-- Stored data follows --
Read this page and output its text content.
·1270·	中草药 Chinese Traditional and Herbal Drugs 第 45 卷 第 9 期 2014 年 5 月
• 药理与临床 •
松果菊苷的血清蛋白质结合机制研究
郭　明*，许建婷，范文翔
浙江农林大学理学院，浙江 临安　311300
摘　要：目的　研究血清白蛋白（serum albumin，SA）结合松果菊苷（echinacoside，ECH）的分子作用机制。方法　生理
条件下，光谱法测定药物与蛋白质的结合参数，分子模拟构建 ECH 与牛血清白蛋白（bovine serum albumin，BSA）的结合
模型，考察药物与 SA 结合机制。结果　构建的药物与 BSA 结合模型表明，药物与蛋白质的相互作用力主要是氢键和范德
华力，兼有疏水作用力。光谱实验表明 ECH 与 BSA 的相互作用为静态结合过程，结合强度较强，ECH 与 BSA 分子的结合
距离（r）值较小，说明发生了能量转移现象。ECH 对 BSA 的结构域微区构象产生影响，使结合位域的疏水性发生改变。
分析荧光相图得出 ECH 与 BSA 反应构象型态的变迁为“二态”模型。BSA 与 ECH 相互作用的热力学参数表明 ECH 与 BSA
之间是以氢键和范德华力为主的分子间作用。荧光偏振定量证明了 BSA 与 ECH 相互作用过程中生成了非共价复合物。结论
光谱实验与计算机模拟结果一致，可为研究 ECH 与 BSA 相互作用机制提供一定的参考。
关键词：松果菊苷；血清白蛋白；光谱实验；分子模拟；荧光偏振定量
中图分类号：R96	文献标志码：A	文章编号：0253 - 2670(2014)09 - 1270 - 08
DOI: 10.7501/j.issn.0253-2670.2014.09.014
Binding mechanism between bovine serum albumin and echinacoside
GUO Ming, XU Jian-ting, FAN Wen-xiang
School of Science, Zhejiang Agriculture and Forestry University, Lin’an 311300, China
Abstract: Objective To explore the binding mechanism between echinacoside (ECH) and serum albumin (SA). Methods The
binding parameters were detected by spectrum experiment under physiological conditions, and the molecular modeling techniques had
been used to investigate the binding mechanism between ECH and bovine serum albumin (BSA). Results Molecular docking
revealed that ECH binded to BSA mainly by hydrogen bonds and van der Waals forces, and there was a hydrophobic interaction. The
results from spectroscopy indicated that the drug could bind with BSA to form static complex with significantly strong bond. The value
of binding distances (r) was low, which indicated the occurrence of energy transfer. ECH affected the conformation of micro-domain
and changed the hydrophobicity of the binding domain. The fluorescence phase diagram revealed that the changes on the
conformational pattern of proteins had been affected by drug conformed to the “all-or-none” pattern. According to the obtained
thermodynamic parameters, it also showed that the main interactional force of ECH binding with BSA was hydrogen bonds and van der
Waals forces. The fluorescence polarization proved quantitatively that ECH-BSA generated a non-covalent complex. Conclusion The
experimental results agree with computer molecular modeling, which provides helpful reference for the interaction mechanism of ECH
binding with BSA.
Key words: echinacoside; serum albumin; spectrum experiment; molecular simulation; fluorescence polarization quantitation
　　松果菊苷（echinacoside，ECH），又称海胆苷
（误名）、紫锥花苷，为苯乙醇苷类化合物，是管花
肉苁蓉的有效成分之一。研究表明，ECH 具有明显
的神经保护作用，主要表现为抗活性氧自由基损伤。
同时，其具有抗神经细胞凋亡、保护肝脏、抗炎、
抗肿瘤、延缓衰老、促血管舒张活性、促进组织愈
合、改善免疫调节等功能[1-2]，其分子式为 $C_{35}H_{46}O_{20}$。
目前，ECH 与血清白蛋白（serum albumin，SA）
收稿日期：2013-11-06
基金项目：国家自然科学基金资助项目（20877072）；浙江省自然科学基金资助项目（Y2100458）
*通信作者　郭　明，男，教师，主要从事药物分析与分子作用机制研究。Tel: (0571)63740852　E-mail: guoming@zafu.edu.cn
-- Stored data concluded --
* [Exercise directions]
State the number of lines in the records that include the word "hydrogen", and add nothing to it.

* [Your response]
2